** START Data extract **

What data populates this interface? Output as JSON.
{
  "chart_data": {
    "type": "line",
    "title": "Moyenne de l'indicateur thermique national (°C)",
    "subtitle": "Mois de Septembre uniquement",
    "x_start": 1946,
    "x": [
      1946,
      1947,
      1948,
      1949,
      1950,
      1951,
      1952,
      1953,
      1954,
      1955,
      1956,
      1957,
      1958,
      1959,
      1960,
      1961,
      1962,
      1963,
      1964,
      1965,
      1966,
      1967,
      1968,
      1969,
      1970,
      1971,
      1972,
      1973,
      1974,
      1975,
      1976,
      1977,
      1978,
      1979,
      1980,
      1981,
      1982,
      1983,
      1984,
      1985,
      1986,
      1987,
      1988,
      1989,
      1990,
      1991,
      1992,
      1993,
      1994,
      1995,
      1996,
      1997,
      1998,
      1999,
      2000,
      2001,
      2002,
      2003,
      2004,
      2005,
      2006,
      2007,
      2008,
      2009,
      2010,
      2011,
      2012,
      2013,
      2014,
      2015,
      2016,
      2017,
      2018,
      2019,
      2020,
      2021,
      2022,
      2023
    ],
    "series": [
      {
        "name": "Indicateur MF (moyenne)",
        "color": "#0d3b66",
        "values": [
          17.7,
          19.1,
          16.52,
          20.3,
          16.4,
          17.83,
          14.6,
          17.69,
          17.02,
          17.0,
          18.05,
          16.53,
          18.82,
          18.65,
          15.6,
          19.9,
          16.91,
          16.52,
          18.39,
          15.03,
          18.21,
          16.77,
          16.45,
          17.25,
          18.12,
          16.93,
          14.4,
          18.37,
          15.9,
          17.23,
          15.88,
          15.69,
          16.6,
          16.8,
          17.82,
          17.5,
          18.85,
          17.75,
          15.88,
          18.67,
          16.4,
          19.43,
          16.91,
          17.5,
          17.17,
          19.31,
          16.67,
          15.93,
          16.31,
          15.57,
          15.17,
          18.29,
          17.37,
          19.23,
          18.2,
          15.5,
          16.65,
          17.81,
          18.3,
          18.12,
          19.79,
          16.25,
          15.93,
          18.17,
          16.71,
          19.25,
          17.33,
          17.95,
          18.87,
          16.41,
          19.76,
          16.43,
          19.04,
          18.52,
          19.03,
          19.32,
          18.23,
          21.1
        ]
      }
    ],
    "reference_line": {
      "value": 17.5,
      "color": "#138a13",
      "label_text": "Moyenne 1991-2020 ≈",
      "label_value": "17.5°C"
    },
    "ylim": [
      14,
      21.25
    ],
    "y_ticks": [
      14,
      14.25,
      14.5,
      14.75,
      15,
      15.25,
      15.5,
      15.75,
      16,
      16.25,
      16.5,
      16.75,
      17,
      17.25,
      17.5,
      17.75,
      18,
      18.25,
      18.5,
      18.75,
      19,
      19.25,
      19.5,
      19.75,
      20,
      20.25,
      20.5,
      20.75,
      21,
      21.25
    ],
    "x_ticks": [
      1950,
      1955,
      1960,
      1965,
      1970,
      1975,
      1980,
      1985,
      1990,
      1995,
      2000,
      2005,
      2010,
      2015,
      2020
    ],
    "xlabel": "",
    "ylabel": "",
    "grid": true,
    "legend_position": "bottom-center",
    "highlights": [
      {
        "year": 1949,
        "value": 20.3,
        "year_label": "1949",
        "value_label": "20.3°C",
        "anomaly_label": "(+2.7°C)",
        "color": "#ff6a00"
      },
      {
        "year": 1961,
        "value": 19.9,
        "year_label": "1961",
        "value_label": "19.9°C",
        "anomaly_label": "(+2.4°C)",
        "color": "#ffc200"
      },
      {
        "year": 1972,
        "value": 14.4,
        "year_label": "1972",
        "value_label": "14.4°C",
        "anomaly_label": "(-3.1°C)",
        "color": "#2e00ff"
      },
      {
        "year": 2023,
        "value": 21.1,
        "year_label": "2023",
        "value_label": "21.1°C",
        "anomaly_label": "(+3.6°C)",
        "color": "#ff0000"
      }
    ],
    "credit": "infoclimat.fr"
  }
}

** END Data extract **

> **Request**:
Find every line that holds "color" and copy it.

> **Reply to the exercise**:
        "color": "#0d3b66",
      "color": "#138a13",
        "color": "#ff6a00"
        "color": "#ffc200"
        "color": "#2e00ff"
        "color": "#ff0000"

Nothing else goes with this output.